# What needs to be done:
Quote every entry word for word.

# Dataset:
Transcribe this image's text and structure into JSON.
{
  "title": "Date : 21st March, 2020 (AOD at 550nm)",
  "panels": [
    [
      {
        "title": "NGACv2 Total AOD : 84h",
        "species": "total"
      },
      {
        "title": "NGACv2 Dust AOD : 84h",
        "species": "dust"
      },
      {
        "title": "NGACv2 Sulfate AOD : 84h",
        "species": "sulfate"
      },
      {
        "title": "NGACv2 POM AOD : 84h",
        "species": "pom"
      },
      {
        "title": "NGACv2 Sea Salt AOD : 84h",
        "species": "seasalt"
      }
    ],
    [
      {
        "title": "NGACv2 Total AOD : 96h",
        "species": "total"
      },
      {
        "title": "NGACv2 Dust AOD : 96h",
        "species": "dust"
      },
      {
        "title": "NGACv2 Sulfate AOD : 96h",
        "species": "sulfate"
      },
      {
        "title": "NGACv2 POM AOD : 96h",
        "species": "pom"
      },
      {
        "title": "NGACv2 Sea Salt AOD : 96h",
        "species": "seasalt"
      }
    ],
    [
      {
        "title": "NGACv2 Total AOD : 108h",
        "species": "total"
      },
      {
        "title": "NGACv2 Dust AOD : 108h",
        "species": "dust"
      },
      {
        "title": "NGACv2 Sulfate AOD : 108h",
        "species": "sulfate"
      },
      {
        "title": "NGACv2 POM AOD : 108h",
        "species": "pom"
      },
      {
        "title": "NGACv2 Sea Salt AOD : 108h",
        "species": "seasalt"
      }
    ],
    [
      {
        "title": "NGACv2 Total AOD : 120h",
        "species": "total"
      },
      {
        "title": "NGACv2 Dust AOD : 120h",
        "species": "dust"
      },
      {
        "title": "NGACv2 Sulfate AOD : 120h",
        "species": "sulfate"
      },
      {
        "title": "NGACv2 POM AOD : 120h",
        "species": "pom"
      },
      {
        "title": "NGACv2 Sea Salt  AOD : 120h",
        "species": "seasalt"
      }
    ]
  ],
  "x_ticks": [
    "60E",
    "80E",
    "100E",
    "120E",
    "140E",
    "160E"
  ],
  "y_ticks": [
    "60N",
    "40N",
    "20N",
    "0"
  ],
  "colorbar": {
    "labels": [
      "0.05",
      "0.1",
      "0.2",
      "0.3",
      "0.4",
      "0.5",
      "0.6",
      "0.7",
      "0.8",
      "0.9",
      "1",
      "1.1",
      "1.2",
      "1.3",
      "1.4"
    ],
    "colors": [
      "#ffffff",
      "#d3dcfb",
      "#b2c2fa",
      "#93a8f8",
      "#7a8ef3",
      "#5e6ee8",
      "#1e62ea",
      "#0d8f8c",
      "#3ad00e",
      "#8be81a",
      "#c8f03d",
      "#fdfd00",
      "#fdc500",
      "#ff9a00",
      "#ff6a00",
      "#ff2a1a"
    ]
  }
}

# Correct result:
Transcribe this image's text and structure into JSON.
{
  "title": "Date : 21st March, 2020 (AOD at 550nm)",
  "panels": [
    [
      {
        "title": "NGACv2 Total AOD : 84h",
        "species": "total"
      },
      {
        "title": "NGACv2 Dust AOD : 84h",
        "species": "dust"
      },
      {
        "title": "NGACv2 Sulfate AOD : 84h",
        "species": "sulfate"
      },
      {
        "title": "NGACv2 POM AOD : 84h",
        "species": "pom"
      },
      {
        "title": "NGACv2 Sea Salt AOD : 84h",
        "species": "seasalt"
      }
    ],
    [
      {
        "title": "NGACv2 Total AOD : 96h",
        "species": "total"
      },
      {
        "title": "NGACv2 Dust AOD : 96h",
        "species": "dust"
      },
      {
        "title": "NGACv2 Sulfate AOD : 96h",
        "species": "sulfate"
      },
      {
        "title": "NGACv2 POM AOD : 96h",
        "species": "pom"
      },
      {
        "title": "NGACv2 Sea Salt AOD : 96h",
        "species": "seasalt"
      }
    ],
    [
      {
        "title": "NGACv2 Total AOD : 108h",
        "species": "total"
      },
      {
        "title": "NGACv2 Dust AOD : 108h",
        "species": "dust"
      },
      {
        "title": "NGACv2 Sulfate AOD : 108h",
        "species": "sulfate"
      },
      {
        "title": "NGACv2 POM AOD : 108h",
        "species": "pom"
      },
      {
        "title": "NGACv2 Sea Salt AOD : 108h",
        "species": "seasalt"
      }
    ],
    [
      {
        "title": "NGACv2 Total AOD : 120h",
        "species": "total"
      },
      {
        "title": "NGACv2 Dust AOD : 120h",
        "species": "dust"
      },
      {
        "title": "NGACv2 Sulfate AOD : 120h",
        "species": "sulfate"
      },
      {
        "title": "NGACv2 POM AOD : 120h",
        "species": "pom"
      },
      {
        "title": "NGACv2 Sea Salt  AOD : 120h",
        "species": "seasalt"
      }
    ]
  ],
  "x_ticks": [
    "60E",
    "80E",
    "100E",
    "120E",
    "140E",
    "160E"
  ],
  "y_ticks": [
    "60N",
    "40N",
    "20N",
    "0"
  ],
  "colorbar": {
    "labels": [
      "0.05",
      "0.1",
      "0.2",
      "0.3",
      "0.4",
      "0.5",
      "0.6",
      "0.7",
      "0.8",
      "0.9",
      "1",
      "1.1",
      "1.2",
      "1.3",
      "1.4"
    ],
    "colors": [
      "#ffffff",
      "#d3dcfb",
      "#b2c2fa",
      "#93a8f8",
      "#7a8ef3",
      "#5e6ee8",
      "#1e62ea",
      "#0d8f8c",
      "#3ad00e",
      "#8be81a",
      "#c8f03d",
      "#fdfd00",
      "#fdc500",
      "#ff9a00",
      "#ff6a00",
      "#ff2a1a"
    ]
  }
}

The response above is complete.